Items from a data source
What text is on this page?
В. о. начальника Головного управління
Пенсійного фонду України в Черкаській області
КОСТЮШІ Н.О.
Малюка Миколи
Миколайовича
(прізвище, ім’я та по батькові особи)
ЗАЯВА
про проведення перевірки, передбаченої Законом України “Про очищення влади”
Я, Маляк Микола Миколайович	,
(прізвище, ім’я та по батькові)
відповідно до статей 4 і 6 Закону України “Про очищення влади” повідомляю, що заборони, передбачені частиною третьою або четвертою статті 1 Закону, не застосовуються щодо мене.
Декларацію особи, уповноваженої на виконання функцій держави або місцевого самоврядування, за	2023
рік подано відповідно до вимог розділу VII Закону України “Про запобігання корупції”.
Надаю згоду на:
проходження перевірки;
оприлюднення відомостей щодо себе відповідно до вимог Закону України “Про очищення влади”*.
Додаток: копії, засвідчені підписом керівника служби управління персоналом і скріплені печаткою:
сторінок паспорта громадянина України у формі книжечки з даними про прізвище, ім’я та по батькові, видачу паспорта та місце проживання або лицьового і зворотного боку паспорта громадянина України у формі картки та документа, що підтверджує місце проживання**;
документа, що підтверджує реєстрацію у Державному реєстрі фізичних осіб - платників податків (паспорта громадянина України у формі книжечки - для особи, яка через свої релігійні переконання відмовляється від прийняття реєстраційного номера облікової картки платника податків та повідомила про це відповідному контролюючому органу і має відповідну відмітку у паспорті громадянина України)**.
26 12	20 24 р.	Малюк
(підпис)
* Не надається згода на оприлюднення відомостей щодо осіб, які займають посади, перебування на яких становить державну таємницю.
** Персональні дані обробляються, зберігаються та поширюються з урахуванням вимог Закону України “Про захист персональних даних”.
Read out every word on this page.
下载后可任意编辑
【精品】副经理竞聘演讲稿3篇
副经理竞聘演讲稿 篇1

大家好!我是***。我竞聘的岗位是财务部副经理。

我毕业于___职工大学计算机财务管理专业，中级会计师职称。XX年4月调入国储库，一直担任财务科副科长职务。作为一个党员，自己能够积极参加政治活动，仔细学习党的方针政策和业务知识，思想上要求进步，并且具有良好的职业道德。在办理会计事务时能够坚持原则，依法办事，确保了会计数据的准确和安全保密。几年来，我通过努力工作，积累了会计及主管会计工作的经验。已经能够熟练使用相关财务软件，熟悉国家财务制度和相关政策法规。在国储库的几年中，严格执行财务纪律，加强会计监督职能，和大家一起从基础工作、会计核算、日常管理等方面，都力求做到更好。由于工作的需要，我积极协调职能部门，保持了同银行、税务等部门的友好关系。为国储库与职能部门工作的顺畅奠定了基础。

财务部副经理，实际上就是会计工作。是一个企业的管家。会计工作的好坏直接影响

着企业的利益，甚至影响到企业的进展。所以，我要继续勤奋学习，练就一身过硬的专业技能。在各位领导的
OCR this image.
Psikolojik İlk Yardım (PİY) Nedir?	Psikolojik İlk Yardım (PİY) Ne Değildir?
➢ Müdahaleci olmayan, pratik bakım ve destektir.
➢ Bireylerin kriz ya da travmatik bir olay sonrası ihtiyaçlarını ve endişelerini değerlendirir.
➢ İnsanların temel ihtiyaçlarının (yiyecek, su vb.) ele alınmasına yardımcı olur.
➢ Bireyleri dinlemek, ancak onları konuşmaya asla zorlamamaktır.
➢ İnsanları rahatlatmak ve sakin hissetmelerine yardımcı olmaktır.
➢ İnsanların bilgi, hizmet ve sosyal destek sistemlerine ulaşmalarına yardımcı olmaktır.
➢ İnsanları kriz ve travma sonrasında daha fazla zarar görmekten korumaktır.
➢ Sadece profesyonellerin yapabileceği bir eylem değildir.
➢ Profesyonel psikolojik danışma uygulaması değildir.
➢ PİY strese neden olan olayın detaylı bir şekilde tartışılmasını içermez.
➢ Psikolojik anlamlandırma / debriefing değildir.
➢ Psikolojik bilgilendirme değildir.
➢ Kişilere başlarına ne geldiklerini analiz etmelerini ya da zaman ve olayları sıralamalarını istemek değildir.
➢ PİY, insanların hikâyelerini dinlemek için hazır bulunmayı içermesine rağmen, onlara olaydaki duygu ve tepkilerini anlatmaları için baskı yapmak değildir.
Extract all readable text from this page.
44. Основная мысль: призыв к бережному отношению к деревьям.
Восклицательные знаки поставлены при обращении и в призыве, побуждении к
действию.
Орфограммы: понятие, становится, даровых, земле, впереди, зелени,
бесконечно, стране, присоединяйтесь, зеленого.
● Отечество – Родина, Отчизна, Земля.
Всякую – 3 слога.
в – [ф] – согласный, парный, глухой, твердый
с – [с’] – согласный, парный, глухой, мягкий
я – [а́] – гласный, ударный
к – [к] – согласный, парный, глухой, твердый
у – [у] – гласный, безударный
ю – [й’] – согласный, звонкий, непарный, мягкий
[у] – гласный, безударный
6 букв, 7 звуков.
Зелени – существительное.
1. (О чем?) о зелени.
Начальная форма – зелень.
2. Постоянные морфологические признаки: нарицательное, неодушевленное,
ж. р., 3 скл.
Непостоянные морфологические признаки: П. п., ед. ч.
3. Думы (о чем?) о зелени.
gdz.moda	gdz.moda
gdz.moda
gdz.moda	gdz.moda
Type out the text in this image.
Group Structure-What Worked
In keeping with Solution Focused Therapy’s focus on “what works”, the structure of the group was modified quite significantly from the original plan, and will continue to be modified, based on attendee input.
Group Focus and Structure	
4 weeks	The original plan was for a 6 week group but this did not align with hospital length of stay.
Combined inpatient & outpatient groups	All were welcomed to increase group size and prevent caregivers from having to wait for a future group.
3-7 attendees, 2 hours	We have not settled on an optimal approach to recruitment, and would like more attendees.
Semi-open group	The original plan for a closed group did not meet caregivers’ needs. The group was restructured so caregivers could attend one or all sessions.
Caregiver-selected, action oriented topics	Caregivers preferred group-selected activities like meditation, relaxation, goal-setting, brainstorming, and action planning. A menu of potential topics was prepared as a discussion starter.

#### [WORK TO DO]
Return every entry verbatim.

#### [RESPONSE TO THE TASK]
What text is on this page?
В. о. начальника Головного управління
Пенсійного фонду України в Черкаській області
КОСТЮШІ Н.О.
Малюка Миколи
Миколайовича
(прізвище, ім’я та по батькові особи)
ЗАЯВА
про проведення перевірки, передбаченої Законом України “Про очищення влади”
Я, Маляк Микола Миколайович	,
(прізвище, ім’я та по батькові)
відповідно до статей 4 і 6 Закону України “Про очищення влади” повідомляю, що заборони, передбачені частиною третьою або четвертою статті 1 Закону, не застосовуються щодо мене.
Декларацію особи, уповноваженої на виконання функцій держави або місцевого самоврядування, за	2023
рік подано відповідно до вимог розділу VII Закону України “Про запобігання корупції”.
Надаю згоду на:
проходження перевірки;
оприлюднення відомостей щодо себе відповідно до вимог Закону України “Про очищення влади”*.
Додаток: копії, засвідчені підписом керівника служби управління персоналом і скріплені печаткою:
сторінок паспорта громадянина України у формі книжечки з даними про прізвище, ім’я та по батькові, видачу паспорта та місце проживання або лицьового і зворотного боку паспорта громадянина України у формі картки та документа, що підтверджує місце проживання**;
документа, що підтверджує реєстрацію у Державному реєстрі фізичних осіб - платників податків (паспорта громадянина України у формі книжечки - для особи, яка через свої релігійні переконання відмовляється від прийняття реєстраційного номера облікової картки платника податків та повідомила про це відповідному контролюючому органу і має відповідну відмітку у паспорті громадянина України)**.
26 12	20 24 р.	Малюк
(підпис)
* Не надається згода на оприлюднення відомостей щодо осіб, які займають посади, перебування на яких становить державну таємницю.
** Персональні дані обробляються, зберігаються та поширюються з урахуванням вимог Закону України “Про захист персональних даних”.
Read out every word on this page.
下载后可任意编辑
【精品】副经理竞聘演讲稿3篇
副经理竞聘演讲稿 篇1

大家好!我是***。我竞聘的岗位是财务部副经理。

我毕业于___职工大学计算机财务管理专业，中级会计师职称。XX年4月调入国储库，一直担任财务科副科长职务。作为一个党员，自己能够积极参加政治活动，仔细学习党的方针政策和业务知识，思想上要求进步，并且具有良好的职业道德。在办理会计事务时能够坚持原则，依法办事，确保了会计数据的准确和安全保密。几年来，我通过努力工作，积累了会计及主管会计工作的经验。已经能够熟练使用相关财务软件，熟悉国家财务制度和相关政策法规。在国储库的几年中，严格执行财务纪律，加强会计监督职能，和大家一起从基础工作、会计核算、日常管理等方面，都力求做到更好。由于工作的需要，我积极协调职能部门，保持了同银行、税务等部门的友好关系。为国储库与职能部门工作的顺畅奠定了基础。

财务部副经理，实际上就是会计工作。是一个企业的管家。会计工作的好坏直接影响

着企业的利益，甚至影响到企业的进展。所以，我要继续勤奋学习，练就一身过硬的专业技能。在各位领导的
OCR this image.
Psikolojik İlk Yardım (PİY) Nedir?	Psikolojik İlk Yardım (PİY) Ne Değildir?
➢ Müdahaleci olmayan, pratik bakım ve destektir.
➢ Bireylerin kriz ya da travmatik bir olay sonrası ihtiyaçlarını ve endişelerini değerlendirir.
➢ İnsanların temel ihtiyaçlarının (yiyecek, su vb.) ele alınmasına yardımcı olur.
➢ Bireyleri dinlemek, ancak onları konuşmaya asla zorlamamaktır.
➢ İnsanları rahatlatmak ve sakin hissetmelerine yardımcı olmaktır.
➢ İnsanların bilgi, hizmet ve sosyal destek sistemlerine ulaşmalarına yardımcı olmaktır.
➢ İnsanları kriz ve travma sonrasında daha fazla zarar görmekten korumaktır.
➢ Sadece profesyonellerin yapabileceği bir eylem değildir.
➢ Profesyonel psikolojik danışma uygulaması değildir.
➢ PİY strese neden olan olayın detaylı bir şekilde tartışılmasını içermez.
➢ Psikolojik anlamlandırma / debriefing değildir.
➢ Psikolojik bilgilendirme değildir.
➢ Kişilere başlarına ne geldiklerini analiz etmelerini ya da zaman ve olayları sıralamalarını istemek değildir.
➢ PİY, insanların hikâyelerini dinlemek için hazır bulunmayı içermesine rağmen, onlara olaydaki duygu ve tepkilerini anlatmaları için baskı yapmak değildir.
Extract all readable text from this page.
44. Основная мысль: призыв к бережному отношению к деревьям.
Восклицательные знаки поставлены при обращении и в призыве, побуждении к
действию.
Орфограммы: понятие, становится, даровых, земле, впереди, зелени,
бесконечно, стране, присоединяйтесь, зеленого.
● Отечество – Родина, Отчизна, Земля.
Всякую – 3 слога.
в – [ф] – согласный, парный, глухой, твердый
с – [с’] – согласный, парный, глухой, мягкий
я – [а́] – гласный, ударный
к – [к] – согласный, парный, глухой, твердый
у – [у] – гласный, безударный
ю – [й’] – согласный, звонкий, непарный, мягкий
[у] – гласный, безударный
6 букв, 7 звуков.
Зелени – существительное.
1. (О чем?) о зелени.
Начальная форма – зелень.
2. Постоянные морфологические признаки: нарицательное, неодушевленное,
ж. р., 3 скл.
Непостоянные морфологические признаки: П. п., ед. ч.
3. Думы (о чем?) о зелени.
gdz.moda	gdz.moda
gdz.moda
gdz.moda	gdz.moda
Type out the text in this image.
Group Structure-What Worked
In keeping with Solution Focused Therapy’s focus on “what works”, the structure of the group was modified quite significantly from the original plan, and will continue to be modified, based on attendee input.
Group Focus and Structure	
4 weeks	The original plan was for a 6 week group but this did not align with hospital length of stay.
Combined inpatient & outpatient groups	All were welcomed to increase group size and prevent caregivers from having to wait for a future group.
3-7 attendees, 2 hours	We have not settled on an optimal approach to recruitment, and would like more attendees.
Semi-open group	The original plan for a closed group did not meet caregivers’ needs. The group was restructured so caregivers could attend one or all sessions.
Caregiver-selected, action oriented topics	Caregivers preferred group-selected activities like meditation, relaxation, goal-setting, brainstorming, and action planning. A menu of potential topics was prepared as a discussion starter.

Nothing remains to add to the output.